** Challenge **
Copy out each line featuring the string "JSON" from the entries beneath.

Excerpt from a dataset
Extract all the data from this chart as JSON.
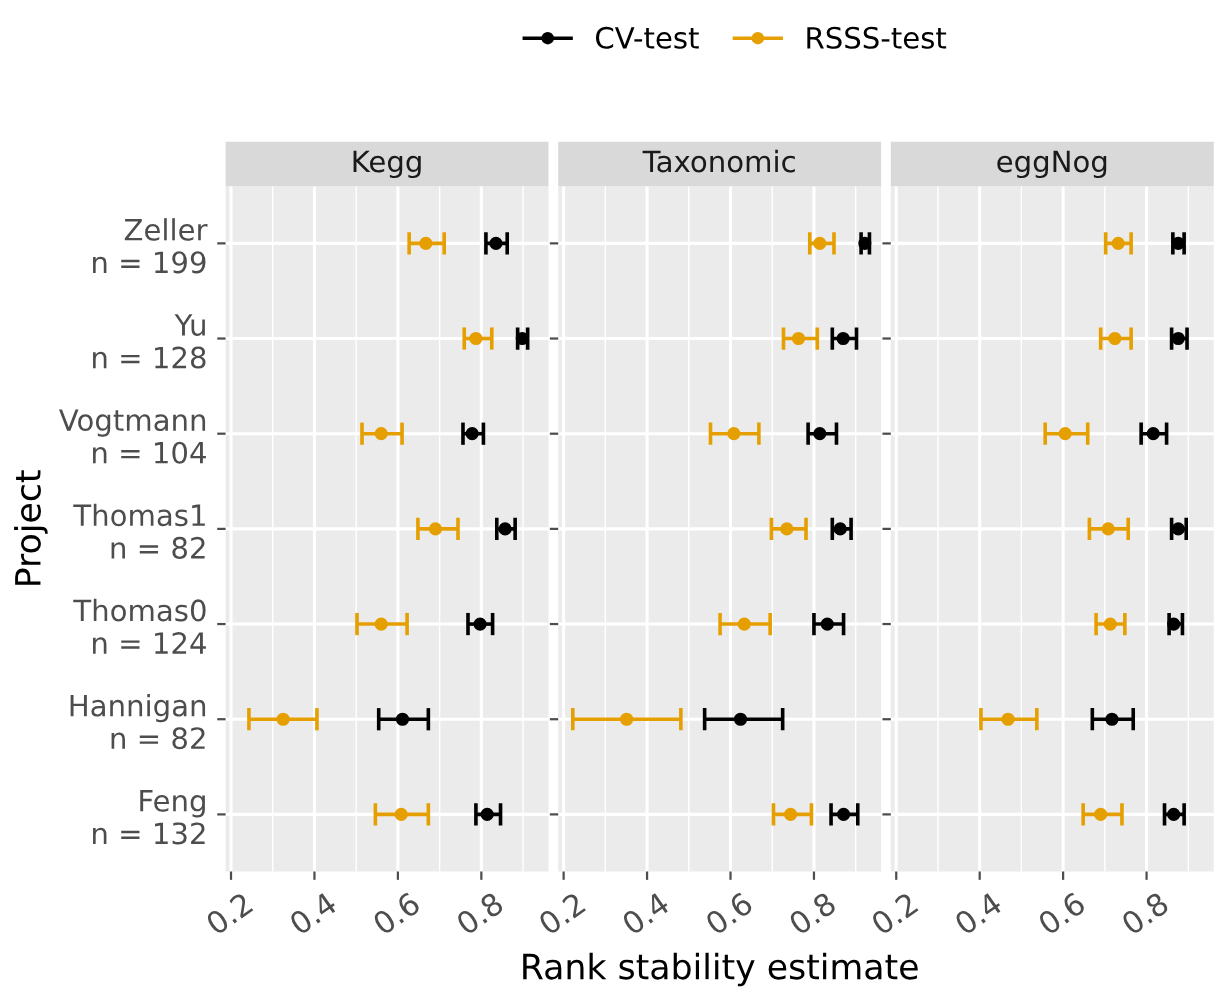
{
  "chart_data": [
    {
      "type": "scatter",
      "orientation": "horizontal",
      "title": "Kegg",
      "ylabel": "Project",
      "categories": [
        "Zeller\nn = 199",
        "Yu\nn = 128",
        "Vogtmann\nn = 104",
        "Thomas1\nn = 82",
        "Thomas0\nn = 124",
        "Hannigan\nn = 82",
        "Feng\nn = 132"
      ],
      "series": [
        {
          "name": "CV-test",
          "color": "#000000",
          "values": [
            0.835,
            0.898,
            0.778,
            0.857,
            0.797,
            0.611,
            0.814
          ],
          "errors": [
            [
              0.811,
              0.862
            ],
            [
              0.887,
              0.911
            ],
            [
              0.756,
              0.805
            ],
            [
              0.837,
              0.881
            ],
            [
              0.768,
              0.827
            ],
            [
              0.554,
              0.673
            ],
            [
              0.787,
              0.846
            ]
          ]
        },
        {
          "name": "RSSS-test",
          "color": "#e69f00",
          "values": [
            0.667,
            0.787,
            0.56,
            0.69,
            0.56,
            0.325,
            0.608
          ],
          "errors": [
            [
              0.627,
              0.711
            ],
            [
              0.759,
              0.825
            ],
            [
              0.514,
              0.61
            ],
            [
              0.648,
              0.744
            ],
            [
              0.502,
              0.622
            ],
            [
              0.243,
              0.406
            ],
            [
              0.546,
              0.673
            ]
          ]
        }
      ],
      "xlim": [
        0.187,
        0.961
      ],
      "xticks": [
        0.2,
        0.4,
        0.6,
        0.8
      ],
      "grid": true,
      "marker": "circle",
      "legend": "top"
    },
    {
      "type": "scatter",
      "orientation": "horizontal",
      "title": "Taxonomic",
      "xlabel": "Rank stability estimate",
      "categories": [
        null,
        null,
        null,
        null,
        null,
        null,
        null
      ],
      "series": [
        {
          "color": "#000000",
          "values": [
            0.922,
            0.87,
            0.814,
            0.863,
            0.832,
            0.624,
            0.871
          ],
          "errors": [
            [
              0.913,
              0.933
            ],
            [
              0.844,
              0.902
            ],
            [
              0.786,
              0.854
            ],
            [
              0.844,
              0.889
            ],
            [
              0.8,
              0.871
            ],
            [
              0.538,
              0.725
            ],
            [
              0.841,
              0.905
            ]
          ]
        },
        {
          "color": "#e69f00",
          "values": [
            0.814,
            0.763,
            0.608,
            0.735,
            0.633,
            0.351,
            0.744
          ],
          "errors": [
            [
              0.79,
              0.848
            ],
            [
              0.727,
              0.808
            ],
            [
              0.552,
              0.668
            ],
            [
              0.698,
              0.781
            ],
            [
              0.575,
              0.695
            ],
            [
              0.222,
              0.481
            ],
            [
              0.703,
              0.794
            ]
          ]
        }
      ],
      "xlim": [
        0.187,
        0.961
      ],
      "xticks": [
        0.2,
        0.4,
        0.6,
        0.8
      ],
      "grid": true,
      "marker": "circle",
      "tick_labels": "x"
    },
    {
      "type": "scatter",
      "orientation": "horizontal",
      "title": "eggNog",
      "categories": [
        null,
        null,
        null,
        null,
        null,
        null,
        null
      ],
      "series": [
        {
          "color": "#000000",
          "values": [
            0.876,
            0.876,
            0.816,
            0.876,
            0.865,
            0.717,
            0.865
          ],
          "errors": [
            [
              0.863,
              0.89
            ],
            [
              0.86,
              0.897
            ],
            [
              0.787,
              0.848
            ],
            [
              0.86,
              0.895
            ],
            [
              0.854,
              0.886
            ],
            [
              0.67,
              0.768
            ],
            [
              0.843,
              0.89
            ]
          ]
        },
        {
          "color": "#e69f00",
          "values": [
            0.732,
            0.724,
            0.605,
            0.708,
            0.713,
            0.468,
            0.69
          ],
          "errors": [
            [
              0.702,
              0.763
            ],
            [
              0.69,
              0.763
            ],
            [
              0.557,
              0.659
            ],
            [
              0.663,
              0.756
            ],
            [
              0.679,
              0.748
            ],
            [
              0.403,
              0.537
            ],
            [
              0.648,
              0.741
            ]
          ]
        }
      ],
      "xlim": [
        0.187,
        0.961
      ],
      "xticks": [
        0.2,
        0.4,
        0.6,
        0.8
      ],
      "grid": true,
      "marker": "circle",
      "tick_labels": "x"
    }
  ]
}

--

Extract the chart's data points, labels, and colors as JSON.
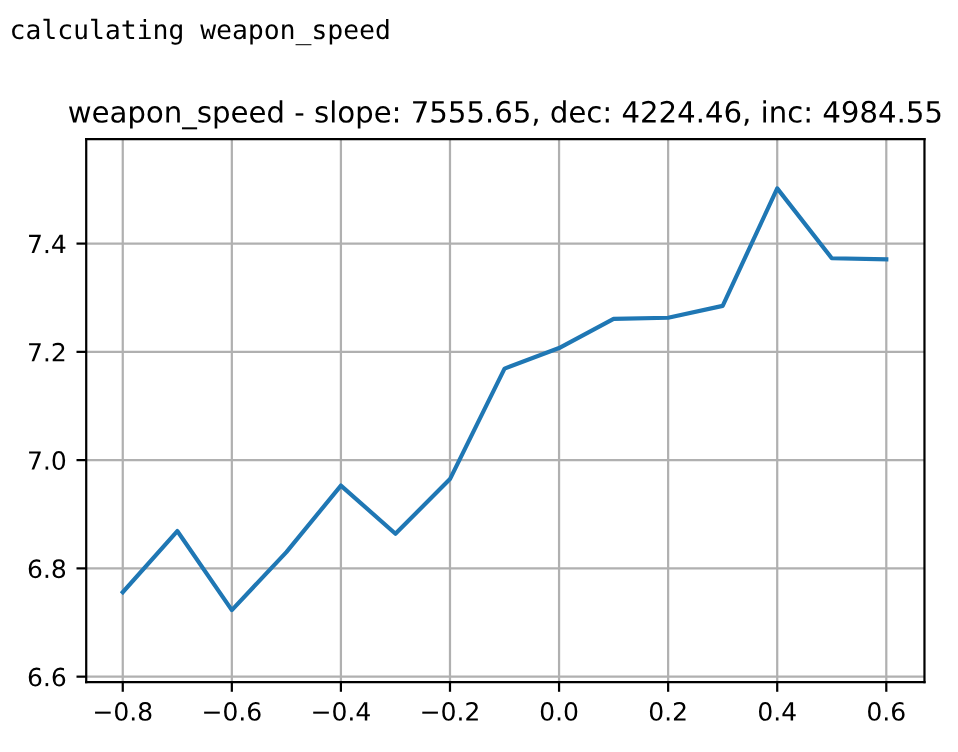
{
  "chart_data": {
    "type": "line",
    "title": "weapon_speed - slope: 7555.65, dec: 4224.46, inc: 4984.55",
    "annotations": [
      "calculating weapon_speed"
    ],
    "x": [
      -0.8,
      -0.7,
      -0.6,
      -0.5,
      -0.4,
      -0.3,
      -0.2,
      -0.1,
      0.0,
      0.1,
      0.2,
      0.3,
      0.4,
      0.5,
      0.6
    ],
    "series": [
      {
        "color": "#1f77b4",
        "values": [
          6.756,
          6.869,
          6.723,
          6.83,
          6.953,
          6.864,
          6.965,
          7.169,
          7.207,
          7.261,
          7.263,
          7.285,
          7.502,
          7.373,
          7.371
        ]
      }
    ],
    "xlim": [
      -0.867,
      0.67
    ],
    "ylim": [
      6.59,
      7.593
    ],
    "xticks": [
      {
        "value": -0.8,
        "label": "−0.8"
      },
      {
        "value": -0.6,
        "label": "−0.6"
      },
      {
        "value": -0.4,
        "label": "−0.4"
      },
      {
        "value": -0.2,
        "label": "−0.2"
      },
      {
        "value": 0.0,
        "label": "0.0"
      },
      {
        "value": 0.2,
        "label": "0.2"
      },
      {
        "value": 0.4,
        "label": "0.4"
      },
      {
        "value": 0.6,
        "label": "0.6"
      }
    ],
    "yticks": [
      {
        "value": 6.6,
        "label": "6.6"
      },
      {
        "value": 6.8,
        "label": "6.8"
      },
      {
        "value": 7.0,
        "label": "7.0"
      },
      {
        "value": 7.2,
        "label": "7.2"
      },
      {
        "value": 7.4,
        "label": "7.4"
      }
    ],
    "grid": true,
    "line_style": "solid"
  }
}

** Answer to this exercise **
Extract all the data from this chart as JSON.
Extract the chart's data points, labels, and colors as JSON.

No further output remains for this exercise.